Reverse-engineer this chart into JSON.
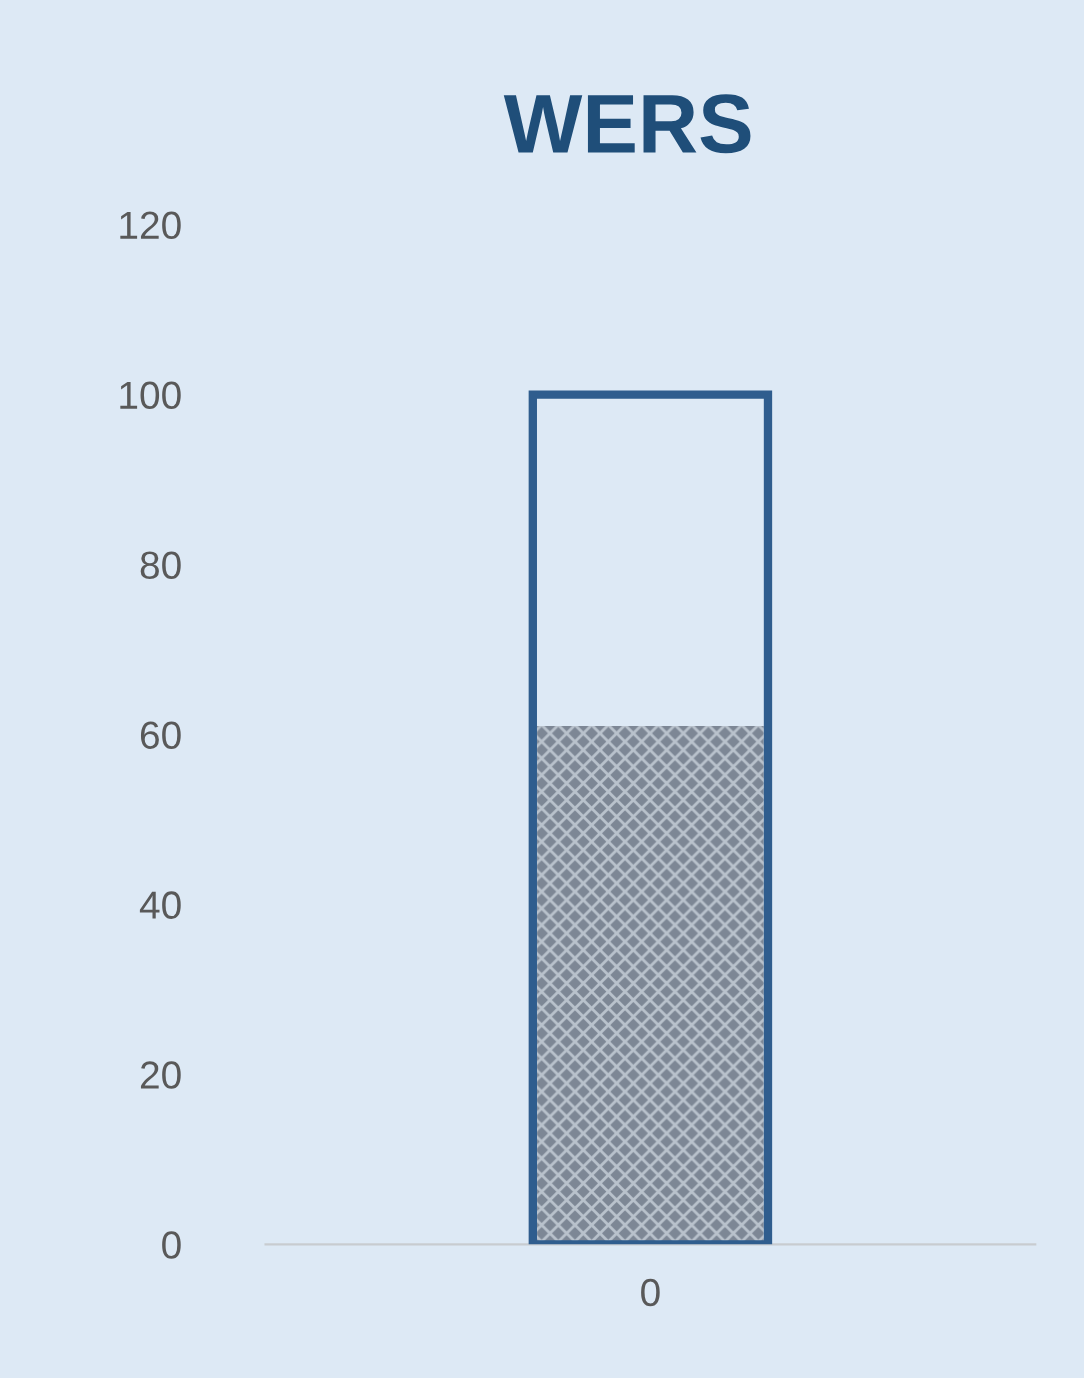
{
  "chart_data": {
    "type": "bar",
    "title": "WERS",
    "categories": [
      "0"
    ],
    "series": [
      {
        "color": "#2f5d8e",
        "values": [
          100
        ]
      },
      {
        "color": "#7d8795",
        "values": [
          61
        ]
      }
    ],
    "ylim": [
      0,
      120
    ],
    "yticks": [
      0,
      20,
      40,
      60,
      80,
      100,
      120
    ],
    "grid": false,
    "legend": false
  }
}
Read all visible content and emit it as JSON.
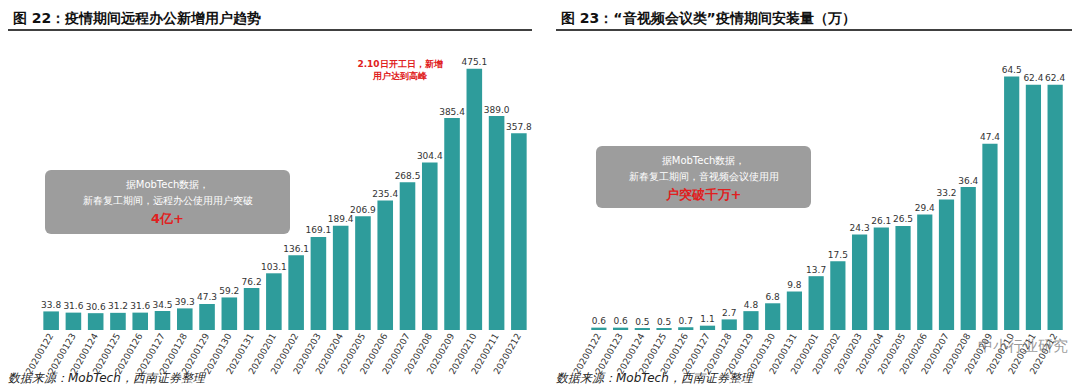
{
  "chart_data": [
    {
      "type": "bar",
      "title": "图 22：疫情期间远程办公新增用户趋势",
      "categories": [
        "20200122",
        "20200123",
        "20200124",
        "20200125",
        "20200126",
        "20200127",
        "20200128",
        "20200129",
        "20200130",
        "20200131",
        "20200201",
        "20200202",
        "20200203",
        "20200204",
        "20200205",
        "20200206",
        "20200207",
        "20200208",
        "20200209",
        "20200210",
        "20200211",
        "20200212"
      ],
      "values": [
        33.8,
        31.6,
        30.6,
        31.2,
        31.6,
        34.5,
        39.3,
        47.3,
        59.2,
        76.2,
        103.1,
        136.1,
        169.1,
        189.4,
        206.9,
        235.4,
        268.5,
        304.4,
        385.4,
        475.1,
        389.0,
        357.8
      ],
      "value_labels": [
        "33.8",
        "31.6",
        "30.6",
        "31.2",
        "31.6",
        "34.5",
        "39.3",
        "47.3",
        "59.2",
        "76.2",
        "103.1",
        "136.1",
        "169.1",
        "189.4",
        "206.9",
        "235.4",
        "268.5",
        "304.4",
        "385.4",
        "475.1",
        "389.0",
        "357.8"
      ],
      "color": "#2e9c9b",
      "ylim": [
        0,
        500
      ],
      "data_labels": true,
      "tick_labels": "x",
      "grid": false,
      "note": [
        "据MobTech数据，",
        "新春复工期间，远程办公使用用户突破",
        "4亿+"
      ],
      "highlight_note": "2.10日开工日，新增用户达到高峰",
      "source": "数据来源：MobTech，西南证券整理"
    },
    {
      "type": "bar",
      "title": "图 23：“音视频会议类”疫情期间安装量（万）",
      "categories": [
        "20200122",
        "20200123",
        "20200124",
        "20200125",
        "20200126",
        "20200127",
        "20200128",
        "20200129",
        "20200130",
        "20200131",
        "20200201",
        "20200202",
        "20200203",
        "20200204",
        "20200205",
        "20200206",
        "20200207",
        "20200208",
        "20200209",
        "20200210",
        "20200211",
        "20200212"
      ],
      "values": [
        0.6,
        0.6,
        0.5,
        0.5,
        0.7,
        1.1,
        2.7,
        4.8,
        6.8,
        9.8,
        13.7,
        17.5,
        24.3,
        26.1,
        26.5,
        29.4,
        33.2,
        36.4,
        47.4,
        64.5,
        62.4,
        62.4
      ],
      "value_labels": [
        "0.6",
        "0.6",
        "0.5",
        "0.5",
        "0.7",
        "1.1",
        "2.7",
        "4.8",
        "6.8",
        "9.8",
        "13.7",
        "17.5",
        "24.3",
        "26.1",
        "26.5",
        "29.4",
        "33.2",
        "36.4",
        "47.4",
        "64.5",
        "62.4",
        "62.4"
      ],
      "color": "#2e9c9b",
      "ylim": [
        0,
        70
      ],
      "data_labels": true,
      "tick_labels": "x",
      "grid": false,
      "note": [
        "据MobTech数据，",
        "新春复工期间，音视频会议使用用",
        "户突破千万+"
      ],
      "source": "数据来源：MobTech，西南证券整理",
      "watermark": "中小行业研究"
    }
  ]
}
◇ ◇ ◇
Reproduce all of the material above word for word. Omit the pictures.

> **Answer for the task**:
Reverse-engineer this chart into JSON.
{
  "chart_data": {
    "type": "bar",
    "title": "WERS",
    "categories": [
      "0"
    ],
    "series": [
      {
        "color": "#2f5d8e",
        "values": [
          100
        ]
      },
      {
        "color": "#7d8795",
        "values": [
          61
        ]
      }
    ],
    "ylim": [
      0,
      120
    ],
    "yticks": [
      0,
      20,
      40,
      60,
      80,
      100,
      120
    ],
    "grid": false,
    "legend": false
  }
}
Read all visible content and emit it as JSON.
{
  "chart_data": [
    {
      "type": "bar",
      "title": "图 22：疫情期间远程办公新增用户趋势",
      "categories": [
        "20200122",
        "20200123",
        "20200124",
        "20200125",
        "20200126",
        "20200127",
        "20200128",
        "20200129",
        "20200130",
        "20200131",
        "20200201",
        "20200202",
        "20200203",
        "20200204",
        "20200205",
        "20200206",
        "20200207",
        "20200208",
        "20200209",
        "20200210",
        "20200211",
        "20200212"
      ],
      "values": [
        33.8,
        31.6,
        30.6,
        31.2,
        31.6,
        34.5,
        39.3,
        47.3,
        59.2,
        76.2,
        103.1,
        136.1,
        169.1,
        189.4,
        206.9,
        235.4,
        268.5,
        304.4,
        385.4,
        475.1,
        389.0,
        357.8
      ],
      "value_labels": [
        "33.8",
        "31.6",
        "30.6",
        "31.2",
        "31.6",
        "34.5",
        "39.3",
        "47.3",
        "59.2",
        "76.2",
        "103.1",
        "136.1",
        "169.1",
        "189.4",
        "206.9",
        "235.4",
        "268.5",
        "304.4",
        "385.4",
        "475.1",
        "389.0",
        "357.8"
      ],
      "color": "#2e9c9b",
      "ylim": [
        0,
        500
      ],
      "data_labels": true,
      "tick_labels": "x",
      "grid": false,
      "note": [
        "据MobTech数据，",
        "新春复工期间，远程办公使用用户突破",
        "4亿+"
      ],
      "highlight_note": "2.10日开工日，新增用户达到高峰",
      "source": "数据来源：MobTech，西南证券整理"
    },
    {
      "type": "bar",
      "title": "图 23：“音视频会议类”疫情期间安装量（万）",
      "categories": [
        "20200122",
        "20200123",
        "20200124",
        "20200125",
        "20200126",
        "20200127",
        "20200128",
        "20200129",
        "20200130",
        "20200131",
        "20200201",
        "20200202",
        "20200203",
        "20200204",
        "20200205",
        "20200206",
        "20200207",
        "20200208",
        "20200209",
        "20200210",
        "20200211",
        "20200212"
      ],
      "values": [
        0.6,
        0.6,
        0.5,
        0.5,
        0.7,
        1.1,
        2.7,
        4.8,
        6.8,
        9.8,
        13.7,
        17.5,
        24.3,
        26.1,
        26.5,
        29.4,
        33.2,
        36.4,
        47.4,
        64.5,
        62.4,
        62.4
      ],
      "value_labels": [
        "0.6",
        "0.6",
        "0.5",
        "0.5",
        "0.7",
        "1.1",
        "2.7",
        "4.8",
        "6.8",
        "9.8",
        "13.7",
        "17.5",
        "24.3",
        "26.1",
        "26.5",
        "29.4",
        "33.2",
        "36.4",
        "47.4",
        "64.5",
        "62.4",
        "62.4"
      ],
      "color": "#2e9c9b",
      "ylim": [
        0,
        70
      ],
      "data_labels": true,
      "tick_labels": "x",
      "grid": false,
      "note": [
        "据MobTech数据，",
        "新春复工期间，音视频会议使用用",
        "户突破千万+"
      ],
      "source": "数据来源：MobTech，西南证券整理",
      "watermark": "中小行业研究"
    }
  ]
}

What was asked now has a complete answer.